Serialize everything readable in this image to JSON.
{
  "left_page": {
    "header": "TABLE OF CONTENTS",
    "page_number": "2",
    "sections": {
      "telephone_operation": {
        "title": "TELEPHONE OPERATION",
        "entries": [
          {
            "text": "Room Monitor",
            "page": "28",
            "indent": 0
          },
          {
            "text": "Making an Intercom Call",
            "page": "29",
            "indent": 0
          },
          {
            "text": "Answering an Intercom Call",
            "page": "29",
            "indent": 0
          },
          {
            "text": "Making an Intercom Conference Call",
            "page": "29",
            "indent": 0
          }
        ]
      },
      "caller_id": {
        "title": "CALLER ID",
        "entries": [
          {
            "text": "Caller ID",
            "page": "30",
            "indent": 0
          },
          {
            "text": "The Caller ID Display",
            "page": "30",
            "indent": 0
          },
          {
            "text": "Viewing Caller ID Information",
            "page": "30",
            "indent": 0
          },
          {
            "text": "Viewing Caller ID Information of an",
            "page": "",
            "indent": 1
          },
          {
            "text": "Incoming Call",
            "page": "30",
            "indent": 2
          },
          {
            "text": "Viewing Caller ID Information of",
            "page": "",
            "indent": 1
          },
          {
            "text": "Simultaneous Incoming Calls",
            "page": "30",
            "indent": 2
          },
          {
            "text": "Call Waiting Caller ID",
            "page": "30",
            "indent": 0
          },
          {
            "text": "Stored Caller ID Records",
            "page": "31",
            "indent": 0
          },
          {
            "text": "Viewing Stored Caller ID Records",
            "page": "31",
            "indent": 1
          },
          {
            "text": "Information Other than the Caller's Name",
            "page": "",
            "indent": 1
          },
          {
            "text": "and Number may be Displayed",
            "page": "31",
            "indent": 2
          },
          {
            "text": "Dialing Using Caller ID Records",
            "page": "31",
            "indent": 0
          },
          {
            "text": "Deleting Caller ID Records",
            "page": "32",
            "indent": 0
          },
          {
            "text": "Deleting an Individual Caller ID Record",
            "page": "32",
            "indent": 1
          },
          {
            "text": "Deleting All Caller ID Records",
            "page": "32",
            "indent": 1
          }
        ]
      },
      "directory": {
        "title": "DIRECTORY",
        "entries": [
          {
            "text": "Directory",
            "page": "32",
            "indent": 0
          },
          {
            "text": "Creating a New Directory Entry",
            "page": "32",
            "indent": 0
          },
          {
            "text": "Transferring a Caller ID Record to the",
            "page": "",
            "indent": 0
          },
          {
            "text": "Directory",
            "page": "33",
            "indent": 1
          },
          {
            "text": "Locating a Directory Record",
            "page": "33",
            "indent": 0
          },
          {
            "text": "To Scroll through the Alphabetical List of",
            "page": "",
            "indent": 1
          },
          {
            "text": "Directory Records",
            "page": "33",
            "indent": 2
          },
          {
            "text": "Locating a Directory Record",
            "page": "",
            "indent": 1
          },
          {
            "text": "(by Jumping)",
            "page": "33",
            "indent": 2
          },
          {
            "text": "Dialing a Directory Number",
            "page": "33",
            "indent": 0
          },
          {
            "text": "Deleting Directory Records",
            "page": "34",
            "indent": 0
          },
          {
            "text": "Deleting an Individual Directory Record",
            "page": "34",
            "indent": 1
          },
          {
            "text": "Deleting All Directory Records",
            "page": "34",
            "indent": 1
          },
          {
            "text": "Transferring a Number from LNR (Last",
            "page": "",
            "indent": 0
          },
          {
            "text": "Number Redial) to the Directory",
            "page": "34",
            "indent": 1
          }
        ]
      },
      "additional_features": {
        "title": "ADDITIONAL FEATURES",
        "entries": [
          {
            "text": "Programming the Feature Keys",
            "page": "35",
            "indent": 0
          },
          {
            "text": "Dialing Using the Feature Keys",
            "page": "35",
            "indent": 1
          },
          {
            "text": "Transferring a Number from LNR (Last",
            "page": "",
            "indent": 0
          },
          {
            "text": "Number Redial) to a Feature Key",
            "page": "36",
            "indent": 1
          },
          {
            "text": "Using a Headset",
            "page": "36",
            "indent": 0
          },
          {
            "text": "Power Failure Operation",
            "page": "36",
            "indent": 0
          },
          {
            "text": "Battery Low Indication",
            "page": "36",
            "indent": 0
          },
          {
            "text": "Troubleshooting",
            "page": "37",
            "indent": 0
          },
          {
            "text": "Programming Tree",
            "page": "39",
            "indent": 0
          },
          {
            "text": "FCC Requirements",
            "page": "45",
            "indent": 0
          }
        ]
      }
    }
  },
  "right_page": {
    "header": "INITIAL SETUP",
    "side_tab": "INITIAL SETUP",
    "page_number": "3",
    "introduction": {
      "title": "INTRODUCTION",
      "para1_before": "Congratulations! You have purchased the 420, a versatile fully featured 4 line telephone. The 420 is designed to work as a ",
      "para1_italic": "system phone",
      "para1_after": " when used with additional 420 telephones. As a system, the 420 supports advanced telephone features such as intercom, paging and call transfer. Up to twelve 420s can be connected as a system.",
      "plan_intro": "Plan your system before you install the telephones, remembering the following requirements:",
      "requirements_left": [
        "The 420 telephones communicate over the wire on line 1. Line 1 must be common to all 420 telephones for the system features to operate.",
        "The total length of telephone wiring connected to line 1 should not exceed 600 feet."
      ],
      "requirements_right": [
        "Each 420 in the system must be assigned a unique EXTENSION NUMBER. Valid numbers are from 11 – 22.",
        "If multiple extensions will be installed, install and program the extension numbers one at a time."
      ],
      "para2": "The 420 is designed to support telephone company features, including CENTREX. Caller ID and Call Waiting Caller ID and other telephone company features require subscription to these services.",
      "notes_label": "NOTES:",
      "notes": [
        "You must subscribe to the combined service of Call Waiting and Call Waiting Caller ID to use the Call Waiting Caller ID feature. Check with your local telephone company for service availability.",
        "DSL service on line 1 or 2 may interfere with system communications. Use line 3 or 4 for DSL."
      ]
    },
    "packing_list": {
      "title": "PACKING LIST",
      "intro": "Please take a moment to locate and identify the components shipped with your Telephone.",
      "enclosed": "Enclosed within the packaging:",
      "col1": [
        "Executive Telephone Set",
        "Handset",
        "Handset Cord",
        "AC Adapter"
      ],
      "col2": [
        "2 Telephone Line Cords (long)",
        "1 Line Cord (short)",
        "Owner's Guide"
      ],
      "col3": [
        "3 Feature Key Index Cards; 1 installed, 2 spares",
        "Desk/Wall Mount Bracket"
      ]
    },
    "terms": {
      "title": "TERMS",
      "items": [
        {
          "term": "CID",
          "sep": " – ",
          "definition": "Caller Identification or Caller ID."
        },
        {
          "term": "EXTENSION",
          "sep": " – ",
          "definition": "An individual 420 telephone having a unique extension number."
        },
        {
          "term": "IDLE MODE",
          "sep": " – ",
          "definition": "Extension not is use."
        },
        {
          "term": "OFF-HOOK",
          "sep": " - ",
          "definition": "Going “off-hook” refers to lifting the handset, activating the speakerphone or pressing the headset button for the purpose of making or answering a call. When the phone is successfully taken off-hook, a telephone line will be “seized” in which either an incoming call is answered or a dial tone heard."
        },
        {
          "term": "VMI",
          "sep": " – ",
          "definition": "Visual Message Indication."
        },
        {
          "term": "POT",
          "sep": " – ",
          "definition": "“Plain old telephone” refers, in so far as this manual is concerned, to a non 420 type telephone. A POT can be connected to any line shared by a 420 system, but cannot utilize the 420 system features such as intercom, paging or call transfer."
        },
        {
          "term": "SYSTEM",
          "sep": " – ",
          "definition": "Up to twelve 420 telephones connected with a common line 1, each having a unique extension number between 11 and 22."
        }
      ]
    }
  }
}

+ + + +

> WHAT TO WORK ON: Copy whichever lines in the listing above contain the word "Indication".

> WRITTEN SOLUTION:
            "text": "Battery Low Indication",
          "definition": "Visual Message Indication."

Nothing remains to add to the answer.